• _Exercise details_:
Using the listing below, select the lines with the word "Blank" and copy them.

[begin Data provided]

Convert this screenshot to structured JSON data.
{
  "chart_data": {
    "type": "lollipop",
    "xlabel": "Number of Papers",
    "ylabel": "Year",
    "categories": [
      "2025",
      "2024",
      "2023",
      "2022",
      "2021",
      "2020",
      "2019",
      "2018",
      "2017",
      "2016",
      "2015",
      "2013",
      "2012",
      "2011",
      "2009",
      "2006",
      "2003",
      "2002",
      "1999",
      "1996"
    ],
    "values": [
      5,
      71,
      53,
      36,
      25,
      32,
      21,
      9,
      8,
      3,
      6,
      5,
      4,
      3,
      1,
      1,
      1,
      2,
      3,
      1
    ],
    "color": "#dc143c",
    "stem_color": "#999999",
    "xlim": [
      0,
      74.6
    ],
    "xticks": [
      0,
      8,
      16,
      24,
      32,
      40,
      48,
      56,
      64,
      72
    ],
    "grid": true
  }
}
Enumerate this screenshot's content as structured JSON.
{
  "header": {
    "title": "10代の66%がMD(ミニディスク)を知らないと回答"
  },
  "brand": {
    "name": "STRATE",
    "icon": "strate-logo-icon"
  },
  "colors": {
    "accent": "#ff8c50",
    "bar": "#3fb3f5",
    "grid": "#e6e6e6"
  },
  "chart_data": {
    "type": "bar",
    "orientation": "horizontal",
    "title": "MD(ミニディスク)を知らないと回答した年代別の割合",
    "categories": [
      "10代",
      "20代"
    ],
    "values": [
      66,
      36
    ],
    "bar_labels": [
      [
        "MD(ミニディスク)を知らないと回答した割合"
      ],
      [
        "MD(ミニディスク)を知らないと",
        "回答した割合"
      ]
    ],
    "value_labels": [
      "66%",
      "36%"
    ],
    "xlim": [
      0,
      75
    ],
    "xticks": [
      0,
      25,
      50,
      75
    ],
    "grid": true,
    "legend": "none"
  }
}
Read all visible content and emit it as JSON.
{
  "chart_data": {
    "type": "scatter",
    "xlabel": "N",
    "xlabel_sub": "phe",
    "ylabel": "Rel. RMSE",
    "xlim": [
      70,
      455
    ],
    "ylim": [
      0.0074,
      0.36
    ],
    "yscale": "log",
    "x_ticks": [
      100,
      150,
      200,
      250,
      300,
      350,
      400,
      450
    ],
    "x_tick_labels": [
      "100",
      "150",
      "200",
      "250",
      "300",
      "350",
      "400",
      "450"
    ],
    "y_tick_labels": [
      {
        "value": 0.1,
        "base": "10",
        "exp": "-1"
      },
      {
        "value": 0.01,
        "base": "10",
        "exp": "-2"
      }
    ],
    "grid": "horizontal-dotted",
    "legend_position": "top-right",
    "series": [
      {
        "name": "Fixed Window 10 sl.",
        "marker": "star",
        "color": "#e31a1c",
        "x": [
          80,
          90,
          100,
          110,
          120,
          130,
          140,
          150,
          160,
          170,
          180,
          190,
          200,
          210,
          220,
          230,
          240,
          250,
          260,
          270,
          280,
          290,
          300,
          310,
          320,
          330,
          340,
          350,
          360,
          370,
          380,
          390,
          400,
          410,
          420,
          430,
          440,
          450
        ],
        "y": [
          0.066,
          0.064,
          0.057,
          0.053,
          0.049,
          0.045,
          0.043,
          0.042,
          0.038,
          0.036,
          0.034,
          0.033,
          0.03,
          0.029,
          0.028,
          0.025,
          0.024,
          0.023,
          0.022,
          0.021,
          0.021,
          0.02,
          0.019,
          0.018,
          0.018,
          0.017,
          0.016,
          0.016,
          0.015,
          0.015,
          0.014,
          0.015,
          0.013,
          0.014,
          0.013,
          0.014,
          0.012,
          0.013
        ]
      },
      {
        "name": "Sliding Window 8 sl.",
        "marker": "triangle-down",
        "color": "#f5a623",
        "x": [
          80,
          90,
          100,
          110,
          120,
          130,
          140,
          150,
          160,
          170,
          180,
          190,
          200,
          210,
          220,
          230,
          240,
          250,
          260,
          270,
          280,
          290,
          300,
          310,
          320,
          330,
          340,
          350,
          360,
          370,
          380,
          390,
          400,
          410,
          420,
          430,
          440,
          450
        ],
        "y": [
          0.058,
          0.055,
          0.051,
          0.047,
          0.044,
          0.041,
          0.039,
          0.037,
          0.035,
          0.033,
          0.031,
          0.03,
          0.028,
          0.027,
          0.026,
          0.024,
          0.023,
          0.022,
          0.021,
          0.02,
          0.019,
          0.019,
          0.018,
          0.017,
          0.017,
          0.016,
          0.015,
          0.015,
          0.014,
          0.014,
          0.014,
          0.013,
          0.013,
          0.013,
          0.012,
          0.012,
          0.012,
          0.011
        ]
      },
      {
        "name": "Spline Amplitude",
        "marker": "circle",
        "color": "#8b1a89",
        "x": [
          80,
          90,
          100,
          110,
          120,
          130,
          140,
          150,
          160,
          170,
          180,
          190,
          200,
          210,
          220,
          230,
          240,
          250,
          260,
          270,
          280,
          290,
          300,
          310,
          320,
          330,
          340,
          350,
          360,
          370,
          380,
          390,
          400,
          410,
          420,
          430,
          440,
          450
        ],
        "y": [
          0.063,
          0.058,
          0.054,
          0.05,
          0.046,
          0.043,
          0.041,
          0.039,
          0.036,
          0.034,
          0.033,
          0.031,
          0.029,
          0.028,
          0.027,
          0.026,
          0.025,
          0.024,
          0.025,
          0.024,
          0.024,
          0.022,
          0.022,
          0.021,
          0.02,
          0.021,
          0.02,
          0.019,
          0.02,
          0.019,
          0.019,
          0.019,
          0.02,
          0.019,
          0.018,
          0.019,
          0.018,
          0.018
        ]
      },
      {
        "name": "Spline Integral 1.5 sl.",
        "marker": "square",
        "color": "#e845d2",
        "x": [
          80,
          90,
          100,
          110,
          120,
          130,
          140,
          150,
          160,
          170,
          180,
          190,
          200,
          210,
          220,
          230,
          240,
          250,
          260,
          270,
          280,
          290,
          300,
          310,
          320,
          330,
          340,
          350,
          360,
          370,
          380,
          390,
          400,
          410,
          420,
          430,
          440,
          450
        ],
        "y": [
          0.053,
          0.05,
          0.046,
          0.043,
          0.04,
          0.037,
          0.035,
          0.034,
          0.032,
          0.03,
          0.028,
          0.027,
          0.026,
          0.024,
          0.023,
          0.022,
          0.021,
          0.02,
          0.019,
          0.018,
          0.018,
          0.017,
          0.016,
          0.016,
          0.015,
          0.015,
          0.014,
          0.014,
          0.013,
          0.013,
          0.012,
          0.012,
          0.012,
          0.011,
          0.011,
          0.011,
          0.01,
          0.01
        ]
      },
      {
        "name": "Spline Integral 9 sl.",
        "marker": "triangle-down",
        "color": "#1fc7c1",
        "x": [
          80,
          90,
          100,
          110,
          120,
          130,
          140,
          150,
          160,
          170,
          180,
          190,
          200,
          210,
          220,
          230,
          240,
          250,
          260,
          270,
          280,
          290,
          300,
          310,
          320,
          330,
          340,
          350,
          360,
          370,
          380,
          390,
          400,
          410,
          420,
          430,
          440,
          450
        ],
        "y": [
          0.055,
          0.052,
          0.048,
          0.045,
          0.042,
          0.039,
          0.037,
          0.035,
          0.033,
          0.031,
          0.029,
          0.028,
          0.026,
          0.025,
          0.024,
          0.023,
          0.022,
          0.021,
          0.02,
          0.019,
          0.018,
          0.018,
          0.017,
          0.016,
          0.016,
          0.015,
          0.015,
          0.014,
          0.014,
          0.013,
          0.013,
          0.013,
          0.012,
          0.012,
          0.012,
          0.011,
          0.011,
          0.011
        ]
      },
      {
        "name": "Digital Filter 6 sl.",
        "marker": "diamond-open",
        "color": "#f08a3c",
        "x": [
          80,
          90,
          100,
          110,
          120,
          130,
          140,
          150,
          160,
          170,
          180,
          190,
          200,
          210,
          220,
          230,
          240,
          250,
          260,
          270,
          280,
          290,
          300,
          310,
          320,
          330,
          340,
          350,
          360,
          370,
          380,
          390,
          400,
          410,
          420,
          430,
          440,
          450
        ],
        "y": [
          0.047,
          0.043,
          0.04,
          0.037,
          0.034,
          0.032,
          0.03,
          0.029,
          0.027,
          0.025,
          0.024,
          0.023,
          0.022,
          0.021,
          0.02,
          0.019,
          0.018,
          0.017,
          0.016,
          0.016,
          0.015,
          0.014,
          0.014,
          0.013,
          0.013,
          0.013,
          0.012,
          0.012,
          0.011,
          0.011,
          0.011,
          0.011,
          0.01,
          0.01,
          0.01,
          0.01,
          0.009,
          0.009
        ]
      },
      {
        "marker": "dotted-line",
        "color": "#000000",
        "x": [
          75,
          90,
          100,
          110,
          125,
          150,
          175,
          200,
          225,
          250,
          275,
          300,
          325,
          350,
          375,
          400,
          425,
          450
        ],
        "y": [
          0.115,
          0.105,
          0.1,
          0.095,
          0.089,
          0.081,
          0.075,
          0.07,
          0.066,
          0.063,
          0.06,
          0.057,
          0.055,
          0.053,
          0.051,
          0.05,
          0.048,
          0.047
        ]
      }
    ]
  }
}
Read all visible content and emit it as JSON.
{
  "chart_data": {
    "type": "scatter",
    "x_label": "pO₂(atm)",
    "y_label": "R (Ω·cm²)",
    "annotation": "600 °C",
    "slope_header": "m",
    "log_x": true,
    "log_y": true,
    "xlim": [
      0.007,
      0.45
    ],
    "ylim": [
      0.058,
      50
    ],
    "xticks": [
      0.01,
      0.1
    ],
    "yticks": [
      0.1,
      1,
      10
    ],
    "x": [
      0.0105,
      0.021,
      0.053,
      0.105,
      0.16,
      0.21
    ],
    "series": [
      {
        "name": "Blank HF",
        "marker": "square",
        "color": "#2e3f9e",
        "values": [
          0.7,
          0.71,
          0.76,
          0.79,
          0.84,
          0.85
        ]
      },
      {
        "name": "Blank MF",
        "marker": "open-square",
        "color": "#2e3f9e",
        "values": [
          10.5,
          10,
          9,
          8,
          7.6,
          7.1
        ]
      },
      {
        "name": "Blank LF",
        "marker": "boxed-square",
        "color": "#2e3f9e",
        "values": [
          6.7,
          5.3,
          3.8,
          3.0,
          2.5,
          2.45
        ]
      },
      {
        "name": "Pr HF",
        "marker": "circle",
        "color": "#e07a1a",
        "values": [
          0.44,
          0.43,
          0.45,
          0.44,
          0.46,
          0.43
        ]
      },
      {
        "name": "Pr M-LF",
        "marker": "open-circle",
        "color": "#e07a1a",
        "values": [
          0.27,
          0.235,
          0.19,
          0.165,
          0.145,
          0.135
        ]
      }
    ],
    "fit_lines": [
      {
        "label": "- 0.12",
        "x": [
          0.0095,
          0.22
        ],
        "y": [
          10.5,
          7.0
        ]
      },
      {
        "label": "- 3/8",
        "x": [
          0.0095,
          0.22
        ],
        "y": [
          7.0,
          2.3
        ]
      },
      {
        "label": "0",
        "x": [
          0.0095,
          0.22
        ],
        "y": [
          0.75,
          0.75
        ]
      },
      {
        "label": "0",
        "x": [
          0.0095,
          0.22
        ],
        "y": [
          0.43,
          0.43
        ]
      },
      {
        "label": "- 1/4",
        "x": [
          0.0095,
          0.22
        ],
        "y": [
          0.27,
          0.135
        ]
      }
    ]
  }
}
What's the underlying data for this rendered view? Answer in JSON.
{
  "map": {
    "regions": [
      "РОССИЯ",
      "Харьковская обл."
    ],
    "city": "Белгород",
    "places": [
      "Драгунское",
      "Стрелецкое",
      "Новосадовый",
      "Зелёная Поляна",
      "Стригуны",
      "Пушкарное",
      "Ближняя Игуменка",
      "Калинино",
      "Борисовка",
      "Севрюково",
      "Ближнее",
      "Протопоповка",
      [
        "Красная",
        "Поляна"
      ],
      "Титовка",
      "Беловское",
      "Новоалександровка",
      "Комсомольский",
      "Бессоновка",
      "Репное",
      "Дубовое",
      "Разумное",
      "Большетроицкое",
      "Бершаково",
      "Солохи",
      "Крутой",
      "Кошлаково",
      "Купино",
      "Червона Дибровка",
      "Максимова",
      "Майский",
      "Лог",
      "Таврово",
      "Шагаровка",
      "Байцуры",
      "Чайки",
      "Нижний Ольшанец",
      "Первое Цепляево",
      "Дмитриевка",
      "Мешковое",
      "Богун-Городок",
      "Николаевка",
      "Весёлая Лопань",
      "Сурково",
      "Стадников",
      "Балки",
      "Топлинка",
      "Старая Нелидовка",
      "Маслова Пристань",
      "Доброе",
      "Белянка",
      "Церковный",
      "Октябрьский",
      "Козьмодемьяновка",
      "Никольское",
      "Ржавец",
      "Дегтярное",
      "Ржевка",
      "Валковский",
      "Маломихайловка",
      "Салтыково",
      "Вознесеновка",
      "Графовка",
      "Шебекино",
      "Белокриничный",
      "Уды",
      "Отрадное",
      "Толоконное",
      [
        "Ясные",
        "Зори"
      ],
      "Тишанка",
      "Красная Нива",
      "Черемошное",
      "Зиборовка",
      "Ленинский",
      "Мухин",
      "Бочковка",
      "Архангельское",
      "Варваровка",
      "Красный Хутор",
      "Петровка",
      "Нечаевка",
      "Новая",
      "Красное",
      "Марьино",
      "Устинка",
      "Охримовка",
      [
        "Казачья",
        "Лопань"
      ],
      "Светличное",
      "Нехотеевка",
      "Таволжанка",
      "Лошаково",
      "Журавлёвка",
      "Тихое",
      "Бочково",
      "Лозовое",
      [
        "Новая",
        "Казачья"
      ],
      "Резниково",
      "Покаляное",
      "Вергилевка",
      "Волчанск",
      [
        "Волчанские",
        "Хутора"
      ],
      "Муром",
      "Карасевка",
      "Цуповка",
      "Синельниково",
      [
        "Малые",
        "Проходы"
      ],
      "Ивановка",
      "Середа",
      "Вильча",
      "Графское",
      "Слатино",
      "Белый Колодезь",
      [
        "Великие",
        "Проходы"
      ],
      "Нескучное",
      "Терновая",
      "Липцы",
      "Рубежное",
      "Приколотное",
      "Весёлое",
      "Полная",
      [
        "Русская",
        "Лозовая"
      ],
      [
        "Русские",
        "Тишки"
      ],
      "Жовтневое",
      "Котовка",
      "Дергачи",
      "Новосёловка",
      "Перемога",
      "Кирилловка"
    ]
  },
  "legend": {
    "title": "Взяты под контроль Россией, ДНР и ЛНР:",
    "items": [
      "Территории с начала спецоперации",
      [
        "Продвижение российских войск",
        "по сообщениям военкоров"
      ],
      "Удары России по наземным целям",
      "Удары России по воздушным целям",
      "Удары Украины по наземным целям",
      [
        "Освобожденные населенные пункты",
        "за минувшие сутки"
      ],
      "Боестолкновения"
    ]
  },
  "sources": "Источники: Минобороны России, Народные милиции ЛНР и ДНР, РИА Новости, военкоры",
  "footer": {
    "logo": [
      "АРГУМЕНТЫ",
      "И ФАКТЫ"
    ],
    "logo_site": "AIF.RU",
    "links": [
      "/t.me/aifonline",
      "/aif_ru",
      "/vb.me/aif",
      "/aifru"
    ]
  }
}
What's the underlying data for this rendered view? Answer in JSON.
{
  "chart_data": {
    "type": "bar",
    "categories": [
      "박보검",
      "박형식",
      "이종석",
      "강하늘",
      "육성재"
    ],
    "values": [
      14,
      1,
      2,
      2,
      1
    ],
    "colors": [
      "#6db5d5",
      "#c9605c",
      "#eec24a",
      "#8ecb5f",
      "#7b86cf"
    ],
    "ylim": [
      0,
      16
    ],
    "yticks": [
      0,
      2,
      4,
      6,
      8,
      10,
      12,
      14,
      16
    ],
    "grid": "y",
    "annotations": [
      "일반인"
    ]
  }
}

[end Data provided]

• _Exercise result_:
        "name": "Blank HF",
        "name": "Blank MF",
        "name": "Blank LF",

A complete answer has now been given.